» TASK BRIEF: Reproduce the data below verbatim, starting with its first line and ending with the line containing "series-line-green_dark <box>1559 732", including both of these lines.

» DATASET:
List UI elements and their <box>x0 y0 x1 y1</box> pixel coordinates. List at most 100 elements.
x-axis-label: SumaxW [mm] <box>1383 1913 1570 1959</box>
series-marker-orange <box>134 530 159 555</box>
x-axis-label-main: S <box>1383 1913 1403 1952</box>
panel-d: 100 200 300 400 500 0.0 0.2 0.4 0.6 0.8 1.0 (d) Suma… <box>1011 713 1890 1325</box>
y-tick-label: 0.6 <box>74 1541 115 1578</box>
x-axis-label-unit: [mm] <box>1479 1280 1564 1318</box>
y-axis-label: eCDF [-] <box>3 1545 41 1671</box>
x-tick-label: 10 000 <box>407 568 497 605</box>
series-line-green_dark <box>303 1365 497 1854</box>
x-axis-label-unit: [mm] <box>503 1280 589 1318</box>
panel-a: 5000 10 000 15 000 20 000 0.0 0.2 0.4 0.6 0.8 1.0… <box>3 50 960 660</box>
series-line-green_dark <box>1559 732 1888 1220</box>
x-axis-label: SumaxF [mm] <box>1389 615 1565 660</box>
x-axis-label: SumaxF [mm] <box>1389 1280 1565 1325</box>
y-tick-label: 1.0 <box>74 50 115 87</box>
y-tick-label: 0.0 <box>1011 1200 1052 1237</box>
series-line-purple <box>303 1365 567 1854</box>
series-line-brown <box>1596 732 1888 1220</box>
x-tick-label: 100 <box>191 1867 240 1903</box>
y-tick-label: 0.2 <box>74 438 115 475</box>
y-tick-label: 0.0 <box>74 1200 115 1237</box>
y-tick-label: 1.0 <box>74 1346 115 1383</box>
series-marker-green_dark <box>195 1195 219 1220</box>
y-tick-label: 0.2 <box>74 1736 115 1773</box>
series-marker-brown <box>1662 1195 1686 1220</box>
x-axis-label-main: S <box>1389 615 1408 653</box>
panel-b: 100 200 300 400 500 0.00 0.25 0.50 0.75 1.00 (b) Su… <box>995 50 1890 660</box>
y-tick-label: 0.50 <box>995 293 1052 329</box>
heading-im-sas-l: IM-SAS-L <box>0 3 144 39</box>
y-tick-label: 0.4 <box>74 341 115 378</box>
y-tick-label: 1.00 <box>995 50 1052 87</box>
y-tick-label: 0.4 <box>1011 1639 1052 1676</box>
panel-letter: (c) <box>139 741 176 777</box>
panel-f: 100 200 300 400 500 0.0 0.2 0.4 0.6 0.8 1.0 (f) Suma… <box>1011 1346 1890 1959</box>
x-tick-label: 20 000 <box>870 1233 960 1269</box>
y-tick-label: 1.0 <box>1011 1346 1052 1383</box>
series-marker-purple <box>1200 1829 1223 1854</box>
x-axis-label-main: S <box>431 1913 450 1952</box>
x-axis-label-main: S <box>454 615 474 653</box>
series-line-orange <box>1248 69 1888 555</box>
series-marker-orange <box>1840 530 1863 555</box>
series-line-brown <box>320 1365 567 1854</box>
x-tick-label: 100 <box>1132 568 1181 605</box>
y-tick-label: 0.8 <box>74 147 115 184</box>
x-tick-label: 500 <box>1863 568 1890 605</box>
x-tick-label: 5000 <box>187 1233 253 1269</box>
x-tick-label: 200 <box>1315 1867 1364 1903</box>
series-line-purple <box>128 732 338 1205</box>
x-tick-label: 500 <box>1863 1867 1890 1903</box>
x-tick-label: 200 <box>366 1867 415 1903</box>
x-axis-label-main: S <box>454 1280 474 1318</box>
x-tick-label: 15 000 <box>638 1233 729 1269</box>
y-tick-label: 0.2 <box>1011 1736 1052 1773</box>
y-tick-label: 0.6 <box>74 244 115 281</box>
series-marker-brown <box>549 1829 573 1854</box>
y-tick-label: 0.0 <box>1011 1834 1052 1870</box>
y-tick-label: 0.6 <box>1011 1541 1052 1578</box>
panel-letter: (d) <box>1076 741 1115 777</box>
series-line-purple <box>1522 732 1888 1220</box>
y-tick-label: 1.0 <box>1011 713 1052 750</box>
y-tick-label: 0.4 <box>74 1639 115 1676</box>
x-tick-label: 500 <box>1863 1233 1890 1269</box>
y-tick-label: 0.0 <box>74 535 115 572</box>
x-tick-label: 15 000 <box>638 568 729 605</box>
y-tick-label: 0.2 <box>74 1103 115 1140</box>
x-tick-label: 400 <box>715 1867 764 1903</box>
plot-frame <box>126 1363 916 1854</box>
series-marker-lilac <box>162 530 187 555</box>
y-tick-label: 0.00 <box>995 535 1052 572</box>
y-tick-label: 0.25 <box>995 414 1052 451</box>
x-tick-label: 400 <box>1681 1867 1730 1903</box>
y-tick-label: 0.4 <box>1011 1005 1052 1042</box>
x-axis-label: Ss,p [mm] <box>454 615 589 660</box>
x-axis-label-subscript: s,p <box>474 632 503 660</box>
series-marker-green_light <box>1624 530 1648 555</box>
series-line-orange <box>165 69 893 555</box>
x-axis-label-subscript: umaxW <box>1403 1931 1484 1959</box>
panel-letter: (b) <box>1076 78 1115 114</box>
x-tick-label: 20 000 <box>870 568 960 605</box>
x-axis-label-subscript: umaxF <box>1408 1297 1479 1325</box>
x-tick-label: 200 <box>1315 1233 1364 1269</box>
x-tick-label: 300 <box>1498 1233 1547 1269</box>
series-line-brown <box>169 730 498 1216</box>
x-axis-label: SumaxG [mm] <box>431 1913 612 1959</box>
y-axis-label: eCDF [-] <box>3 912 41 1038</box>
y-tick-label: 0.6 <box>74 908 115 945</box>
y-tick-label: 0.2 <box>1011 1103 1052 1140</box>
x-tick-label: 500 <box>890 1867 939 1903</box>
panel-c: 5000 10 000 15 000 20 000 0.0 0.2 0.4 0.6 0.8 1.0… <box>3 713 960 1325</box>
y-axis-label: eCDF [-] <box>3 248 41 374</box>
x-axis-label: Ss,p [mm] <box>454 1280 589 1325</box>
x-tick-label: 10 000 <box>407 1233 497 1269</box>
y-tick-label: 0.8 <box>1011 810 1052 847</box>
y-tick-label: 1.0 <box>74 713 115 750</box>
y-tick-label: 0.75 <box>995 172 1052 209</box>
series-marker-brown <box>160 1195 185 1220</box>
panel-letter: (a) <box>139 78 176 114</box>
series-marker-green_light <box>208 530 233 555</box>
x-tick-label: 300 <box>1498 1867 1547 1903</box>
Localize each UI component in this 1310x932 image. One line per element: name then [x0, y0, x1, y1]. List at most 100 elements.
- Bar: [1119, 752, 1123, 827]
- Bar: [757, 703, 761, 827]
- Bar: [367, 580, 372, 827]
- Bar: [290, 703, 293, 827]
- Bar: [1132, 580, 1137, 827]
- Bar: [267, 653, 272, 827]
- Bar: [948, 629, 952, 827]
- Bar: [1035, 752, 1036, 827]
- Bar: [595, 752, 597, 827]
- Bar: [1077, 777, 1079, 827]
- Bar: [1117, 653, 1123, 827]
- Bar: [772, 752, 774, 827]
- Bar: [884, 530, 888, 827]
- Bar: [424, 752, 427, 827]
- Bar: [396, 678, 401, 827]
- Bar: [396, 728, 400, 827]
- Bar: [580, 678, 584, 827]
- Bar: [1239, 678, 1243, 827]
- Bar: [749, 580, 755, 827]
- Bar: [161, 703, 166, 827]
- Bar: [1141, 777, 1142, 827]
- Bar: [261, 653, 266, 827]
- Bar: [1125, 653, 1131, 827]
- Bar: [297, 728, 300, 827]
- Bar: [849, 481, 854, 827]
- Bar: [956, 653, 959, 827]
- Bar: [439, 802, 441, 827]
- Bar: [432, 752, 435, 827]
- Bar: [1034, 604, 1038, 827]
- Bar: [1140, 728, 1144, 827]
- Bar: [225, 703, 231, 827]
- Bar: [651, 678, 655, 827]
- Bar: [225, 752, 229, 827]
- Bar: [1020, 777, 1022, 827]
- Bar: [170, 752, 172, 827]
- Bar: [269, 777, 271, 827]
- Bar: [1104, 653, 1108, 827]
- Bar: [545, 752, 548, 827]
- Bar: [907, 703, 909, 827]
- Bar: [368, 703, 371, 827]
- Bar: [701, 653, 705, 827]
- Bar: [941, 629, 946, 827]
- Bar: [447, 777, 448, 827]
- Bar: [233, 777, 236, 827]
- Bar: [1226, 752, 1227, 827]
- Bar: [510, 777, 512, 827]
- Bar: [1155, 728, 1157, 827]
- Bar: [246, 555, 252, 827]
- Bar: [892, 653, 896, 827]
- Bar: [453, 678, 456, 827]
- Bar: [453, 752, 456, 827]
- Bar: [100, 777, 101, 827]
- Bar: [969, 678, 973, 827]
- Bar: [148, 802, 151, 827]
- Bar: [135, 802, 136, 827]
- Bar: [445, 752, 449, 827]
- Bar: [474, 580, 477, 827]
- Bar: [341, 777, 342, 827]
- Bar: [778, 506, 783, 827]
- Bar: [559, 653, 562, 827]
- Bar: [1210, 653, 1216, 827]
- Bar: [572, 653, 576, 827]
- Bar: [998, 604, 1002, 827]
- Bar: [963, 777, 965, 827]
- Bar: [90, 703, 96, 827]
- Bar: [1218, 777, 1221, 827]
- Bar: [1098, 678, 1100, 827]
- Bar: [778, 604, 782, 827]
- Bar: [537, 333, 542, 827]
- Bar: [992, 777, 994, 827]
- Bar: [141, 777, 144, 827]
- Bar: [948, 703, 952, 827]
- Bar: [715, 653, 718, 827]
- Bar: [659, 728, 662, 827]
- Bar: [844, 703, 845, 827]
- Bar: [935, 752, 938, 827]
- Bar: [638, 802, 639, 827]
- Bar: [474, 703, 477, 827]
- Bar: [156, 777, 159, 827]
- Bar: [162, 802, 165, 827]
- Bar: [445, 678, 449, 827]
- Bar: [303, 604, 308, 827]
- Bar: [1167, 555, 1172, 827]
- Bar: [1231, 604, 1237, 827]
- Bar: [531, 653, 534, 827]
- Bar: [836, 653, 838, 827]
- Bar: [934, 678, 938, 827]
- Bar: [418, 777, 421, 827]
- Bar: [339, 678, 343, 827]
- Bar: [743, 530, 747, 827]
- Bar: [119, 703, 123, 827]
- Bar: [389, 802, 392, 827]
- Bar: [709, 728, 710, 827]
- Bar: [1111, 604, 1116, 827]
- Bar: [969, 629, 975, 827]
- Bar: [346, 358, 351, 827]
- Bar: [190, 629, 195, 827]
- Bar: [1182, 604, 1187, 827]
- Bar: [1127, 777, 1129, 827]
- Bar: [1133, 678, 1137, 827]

» RESULT BELOW:
List UI elements and their <box>x0 y0 x1 y1</box> pixel coordinates. List at most 100 elements.
x-axis-label: SumaxW [mm] <box>1383 1913 1570 1959</box>
series-marker-orange <box>134 530 159 555</box>
x-axis-label-main: S <box>1383 1913 1403 1952</box>
panel-d: 100 200 300 400 500 0.0 0.2 0.4 0.6 0.8 1.0 (d) Suma… <box>1011 713 1890 1325</box>
y-tick-label: 0.6 <box>74 1541 115 1578</box>
x-axis-label-unit: [mm] <box>1479 1280 1564 1318</box>
y-axis-label: eCDF [-] <box>3 1545 41 1671</box>
x-tick-label: 10 000 <box>407 568 497 605</box>
series-line-green_dark <box>303 1365 497 1854</box>
x-axis-label-unit: [mm] <box>503 1280 589 1318</box>
panel-a: 5000 10 000 15 000 20 000 0.0 0.2 0.4 0.6 0.8 1.0… <box>3 50 960 660</box>
series-line-green_dark <box>1559 732 1888 1220</box>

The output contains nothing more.